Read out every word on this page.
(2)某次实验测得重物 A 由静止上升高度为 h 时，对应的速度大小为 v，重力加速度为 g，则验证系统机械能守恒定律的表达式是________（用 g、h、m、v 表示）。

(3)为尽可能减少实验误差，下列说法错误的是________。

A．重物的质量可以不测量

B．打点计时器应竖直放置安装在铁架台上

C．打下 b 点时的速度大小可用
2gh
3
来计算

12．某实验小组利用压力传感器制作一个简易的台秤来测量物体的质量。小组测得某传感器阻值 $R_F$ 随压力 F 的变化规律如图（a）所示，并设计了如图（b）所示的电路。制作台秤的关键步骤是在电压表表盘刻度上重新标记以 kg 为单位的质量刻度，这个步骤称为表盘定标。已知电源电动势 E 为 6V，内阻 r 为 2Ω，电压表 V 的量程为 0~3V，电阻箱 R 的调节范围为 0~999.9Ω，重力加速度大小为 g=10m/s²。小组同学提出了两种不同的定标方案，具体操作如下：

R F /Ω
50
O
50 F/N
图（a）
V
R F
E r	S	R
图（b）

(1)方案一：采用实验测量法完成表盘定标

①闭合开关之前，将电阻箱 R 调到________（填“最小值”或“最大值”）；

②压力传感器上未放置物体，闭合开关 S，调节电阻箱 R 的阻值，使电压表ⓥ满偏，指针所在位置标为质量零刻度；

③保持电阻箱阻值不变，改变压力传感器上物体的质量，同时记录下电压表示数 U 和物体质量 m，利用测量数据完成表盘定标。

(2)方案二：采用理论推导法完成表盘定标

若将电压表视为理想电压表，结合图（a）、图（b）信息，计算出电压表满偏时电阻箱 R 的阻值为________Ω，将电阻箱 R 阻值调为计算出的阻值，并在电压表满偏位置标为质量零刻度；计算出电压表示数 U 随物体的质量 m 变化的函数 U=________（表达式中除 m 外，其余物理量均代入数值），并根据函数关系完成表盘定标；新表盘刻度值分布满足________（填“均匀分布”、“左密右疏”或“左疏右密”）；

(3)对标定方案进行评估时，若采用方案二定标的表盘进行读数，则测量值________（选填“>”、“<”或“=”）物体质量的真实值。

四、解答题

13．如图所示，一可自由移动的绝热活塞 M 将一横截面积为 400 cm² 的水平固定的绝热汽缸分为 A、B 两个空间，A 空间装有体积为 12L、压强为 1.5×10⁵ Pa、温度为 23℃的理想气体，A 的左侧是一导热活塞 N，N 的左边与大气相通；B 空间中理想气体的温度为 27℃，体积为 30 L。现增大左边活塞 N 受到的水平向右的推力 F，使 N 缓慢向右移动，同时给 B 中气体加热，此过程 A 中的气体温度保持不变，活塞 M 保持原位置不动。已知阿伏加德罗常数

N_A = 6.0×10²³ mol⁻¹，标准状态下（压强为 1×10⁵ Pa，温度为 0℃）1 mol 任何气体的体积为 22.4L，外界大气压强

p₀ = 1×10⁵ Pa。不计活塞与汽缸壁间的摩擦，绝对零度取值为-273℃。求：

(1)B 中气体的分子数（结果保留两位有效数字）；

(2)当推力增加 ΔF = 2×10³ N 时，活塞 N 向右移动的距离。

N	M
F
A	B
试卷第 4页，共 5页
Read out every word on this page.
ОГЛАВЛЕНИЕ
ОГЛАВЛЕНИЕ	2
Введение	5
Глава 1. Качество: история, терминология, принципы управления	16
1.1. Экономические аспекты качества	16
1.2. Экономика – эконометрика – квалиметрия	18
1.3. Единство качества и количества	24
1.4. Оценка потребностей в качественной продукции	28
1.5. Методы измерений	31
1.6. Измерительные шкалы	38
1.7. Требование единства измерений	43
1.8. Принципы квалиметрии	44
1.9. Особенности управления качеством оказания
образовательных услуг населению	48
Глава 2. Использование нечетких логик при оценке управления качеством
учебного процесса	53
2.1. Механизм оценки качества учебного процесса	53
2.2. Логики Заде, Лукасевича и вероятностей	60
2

▶ **AIM**
Scan the material above for the string "Глава" and return the lines that hold it.

▶ **WRITTEN ANSWER**
Глава 1. Качество: история, терминология, принципы управления	16
Глава 2. Использование нечетких логик при оценке управления качеством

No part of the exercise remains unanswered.